**WRITTEN INSTRUCTION:** Copy every line from the records below that holds the word "screenshot".

**INPUT FOR THIS TASK:**
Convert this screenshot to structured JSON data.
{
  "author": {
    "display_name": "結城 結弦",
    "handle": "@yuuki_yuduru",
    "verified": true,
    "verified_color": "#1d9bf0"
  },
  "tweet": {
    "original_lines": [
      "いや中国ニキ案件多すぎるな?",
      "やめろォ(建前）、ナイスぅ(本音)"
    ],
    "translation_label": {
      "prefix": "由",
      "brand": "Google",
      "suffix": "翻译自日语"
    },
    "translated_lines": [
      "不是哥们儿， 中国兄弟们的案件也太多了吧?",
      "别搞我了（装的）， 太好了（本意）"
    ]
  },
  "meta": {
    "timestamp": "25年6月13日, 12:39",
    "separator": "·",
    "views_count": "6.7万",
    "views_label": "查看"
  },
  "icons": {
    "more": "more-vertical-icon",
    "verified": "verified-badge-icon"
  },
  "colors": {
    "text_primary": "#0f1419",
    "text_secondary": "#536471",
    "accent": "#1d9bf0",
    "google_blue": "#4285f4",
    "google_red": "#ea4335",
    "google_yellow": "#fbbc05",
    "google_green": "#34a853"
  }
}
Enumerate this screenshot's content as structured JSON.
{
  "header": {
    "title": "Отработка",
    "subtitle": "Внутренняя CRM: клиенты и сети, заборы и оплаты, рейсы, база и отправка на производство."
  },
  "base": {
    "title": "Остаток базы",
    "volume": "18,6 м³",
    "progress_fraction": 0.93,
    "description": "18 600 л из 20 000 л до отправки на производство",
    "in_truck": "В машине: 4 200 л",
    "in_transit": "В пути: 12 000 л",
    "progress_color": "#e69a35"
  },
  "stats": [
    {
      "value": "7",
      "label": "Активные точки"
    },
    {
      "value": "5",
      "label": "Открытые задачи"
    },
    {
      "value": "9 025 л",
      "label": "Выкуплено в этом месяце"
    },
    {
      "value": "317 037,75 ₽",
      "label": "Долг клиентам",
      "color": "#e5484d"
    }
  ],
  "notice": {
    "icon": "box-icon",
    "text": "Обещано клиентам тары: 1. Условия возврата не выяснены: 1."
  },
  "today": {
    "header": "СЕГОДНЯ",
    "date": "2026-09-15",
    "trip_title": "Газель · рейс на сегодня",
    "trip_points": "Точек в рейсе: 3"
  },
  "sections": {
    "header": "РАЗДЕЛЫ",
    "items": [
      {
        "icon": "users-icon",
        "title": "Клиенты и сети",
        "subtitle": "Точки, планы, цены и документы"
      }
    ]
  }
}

**OUTPUT BELOW:**
Convert this screenshot to structured JSON data.
Enumerate this screenshot's content as structured JSON.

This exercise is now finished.